# [EXERCISE INPUT]
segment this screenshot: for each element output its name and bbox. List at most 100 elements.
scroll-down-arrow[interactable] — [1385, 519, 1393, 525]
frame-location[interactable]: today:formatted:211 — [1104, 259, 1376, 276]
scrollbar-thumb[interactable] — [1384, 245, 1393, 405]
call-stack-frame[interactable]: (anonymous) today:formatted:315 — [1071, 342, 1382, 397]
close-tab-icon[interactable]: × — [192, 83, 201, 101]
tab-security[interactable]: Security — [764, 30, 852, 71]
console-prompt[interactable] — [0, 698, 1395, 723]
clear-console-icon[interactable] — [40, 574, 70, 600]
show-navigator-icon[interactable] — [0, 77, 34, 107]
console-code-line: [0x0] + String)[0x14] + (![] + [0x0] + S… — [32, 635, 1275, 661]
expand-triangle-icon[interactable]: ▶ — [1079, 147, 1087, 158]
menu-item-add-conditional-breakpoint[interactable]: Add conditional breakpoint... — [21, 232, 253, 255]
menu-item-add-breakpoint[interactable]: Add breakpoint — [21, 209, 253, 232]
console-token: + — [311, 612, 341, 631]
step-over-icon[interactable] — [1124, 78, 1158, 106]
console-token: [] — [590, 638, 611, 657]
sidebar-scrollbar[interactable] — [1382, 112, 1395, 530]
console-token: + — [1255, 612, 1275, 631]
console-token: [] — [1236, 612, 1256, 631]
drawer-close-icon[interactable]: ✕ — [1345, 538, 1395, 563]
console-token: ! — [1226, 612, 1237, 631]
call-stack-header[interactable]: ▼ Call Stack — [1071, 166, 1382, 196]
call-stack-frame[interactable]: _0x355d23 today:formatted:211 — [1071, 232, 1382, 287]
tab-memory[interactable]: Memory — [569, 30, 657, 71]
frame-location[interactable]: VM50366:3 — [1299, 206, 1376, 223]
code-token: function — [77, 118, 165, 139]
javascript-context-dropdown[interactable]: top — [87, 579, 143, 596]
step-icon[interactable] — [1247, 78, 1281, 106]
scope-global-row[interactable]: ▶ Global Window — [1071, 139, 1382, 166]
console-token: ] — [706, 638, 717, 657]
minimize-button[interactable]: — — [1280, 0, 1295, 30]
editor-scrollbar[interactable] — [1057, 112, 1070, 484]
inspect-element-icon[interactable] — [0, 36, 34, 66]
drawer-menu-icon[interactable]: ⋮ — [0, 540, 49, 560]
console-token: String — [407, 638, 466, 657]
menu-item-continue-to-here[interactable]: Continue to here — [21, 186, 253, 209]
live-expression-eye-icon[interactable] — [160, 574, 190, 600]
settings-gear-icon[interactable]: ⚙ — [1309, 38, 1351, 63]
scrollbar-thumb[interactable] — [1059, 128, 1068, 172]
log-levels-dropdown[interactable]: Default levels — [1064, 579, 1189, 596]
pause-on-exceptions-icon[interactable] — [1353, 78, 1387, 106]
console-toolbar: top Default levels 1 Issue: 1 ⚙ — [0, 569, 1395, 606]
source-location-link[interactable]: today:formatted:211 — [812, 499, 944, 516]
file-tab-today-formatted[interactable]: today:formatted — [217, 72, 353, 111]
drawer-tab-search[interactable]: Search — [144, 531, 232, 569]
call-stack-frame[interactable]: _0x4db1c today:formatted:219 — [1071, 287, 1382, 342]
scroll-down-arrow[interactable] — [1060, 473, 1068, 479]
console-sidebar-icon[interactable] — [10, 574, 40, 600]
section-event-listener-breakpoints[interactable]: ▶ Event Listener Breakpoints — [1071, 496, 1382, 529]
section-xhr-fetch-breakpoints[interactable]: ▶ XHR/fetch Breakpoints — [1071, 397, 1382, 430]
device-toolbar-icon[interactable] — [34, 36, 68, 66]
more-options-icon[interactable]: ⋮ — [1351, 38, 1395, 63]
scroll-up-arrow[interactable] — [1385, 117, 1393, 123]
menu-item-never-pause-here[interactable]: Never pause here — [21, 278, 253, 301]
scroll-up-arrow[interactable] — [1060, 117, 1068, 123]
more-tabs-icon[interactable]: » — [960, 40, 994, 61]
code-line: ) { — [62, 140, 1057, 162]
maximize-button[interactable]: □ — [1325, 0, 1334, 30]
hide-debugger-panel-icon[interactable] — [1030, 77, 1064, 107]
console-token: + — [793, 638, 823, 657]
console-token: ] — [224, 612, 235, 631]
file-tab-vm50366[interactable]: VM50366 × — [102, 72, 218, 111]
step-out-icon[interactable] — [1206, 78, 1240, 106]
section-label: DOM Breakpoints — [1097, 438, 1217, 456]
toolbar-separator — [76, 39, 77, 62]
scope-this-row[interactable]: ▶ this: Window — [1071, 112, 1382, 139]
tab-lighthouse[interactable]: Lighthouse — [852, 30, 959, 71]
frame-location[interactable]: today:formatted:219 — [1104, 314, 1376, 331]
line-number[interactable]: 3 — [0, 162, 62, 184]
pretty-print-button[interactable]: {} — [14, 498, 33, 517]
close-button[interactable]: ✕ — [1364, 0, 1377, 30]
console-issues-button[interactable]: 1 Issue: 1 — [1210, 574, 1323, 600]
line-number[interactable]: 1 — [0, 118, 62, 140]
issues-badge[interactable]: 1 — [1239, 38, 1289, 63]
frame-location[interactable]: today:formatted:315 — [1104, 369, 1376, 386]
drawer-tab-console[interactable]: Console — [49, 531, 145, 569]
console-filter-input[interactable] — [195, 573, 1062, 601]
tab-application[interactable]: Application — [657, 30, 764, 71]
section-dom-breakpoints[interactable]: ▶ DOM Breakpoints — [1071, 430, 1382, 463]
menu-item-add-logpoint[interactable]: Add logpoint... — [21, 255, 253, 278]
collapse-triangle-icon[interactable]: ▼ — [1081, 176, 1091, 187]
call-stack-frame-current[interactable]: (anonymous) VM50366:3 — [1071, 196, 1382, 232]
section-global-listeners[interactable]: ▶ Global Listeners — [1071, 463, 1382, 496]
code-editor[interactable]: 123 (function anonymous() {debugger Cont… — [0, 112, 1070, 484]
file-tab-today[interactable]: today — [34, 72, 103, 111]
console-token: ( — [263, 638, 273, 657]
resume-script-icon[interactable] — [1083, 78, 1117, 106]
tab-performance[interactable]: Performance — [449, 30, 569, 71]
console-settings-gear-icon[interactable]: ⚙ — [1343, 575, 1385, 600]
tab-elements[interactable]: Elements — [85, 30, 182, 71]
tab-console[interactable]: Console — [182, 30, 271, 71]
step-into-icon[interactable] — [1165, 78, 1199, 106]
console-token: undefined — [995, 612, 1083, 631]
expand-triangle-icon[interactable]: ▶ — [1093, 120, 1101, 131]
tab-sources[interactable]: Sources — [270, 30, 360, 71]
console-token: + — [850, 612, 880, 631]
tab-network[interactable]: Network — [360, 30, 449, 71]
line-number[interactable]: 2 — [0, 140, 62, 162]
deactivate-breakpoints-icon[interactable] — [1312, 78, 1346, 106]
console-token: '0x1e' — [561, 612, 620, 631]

# [GIVEN TASK]
Convert the material from its first line up to and including the line containing "scrollbar-thumb[interactable] — [1384, 245, 1393, 405]" into a JSON list of strings, with one string per line and blank lines omitted.

# [FINAL RESULT]
[
  "segment this screenshot: for each element output its name and bbox. List at most 100 elements.",
  "scroll-down-arrow[interactable] — [1385, 519, 1393, 525]",
  "frame-location[interactable]: today:formatted:211 — [1104, 259, 1376, 276]",
  "scrollbar-thumb[interactable] — [1384, 245, 1393, 405]"
]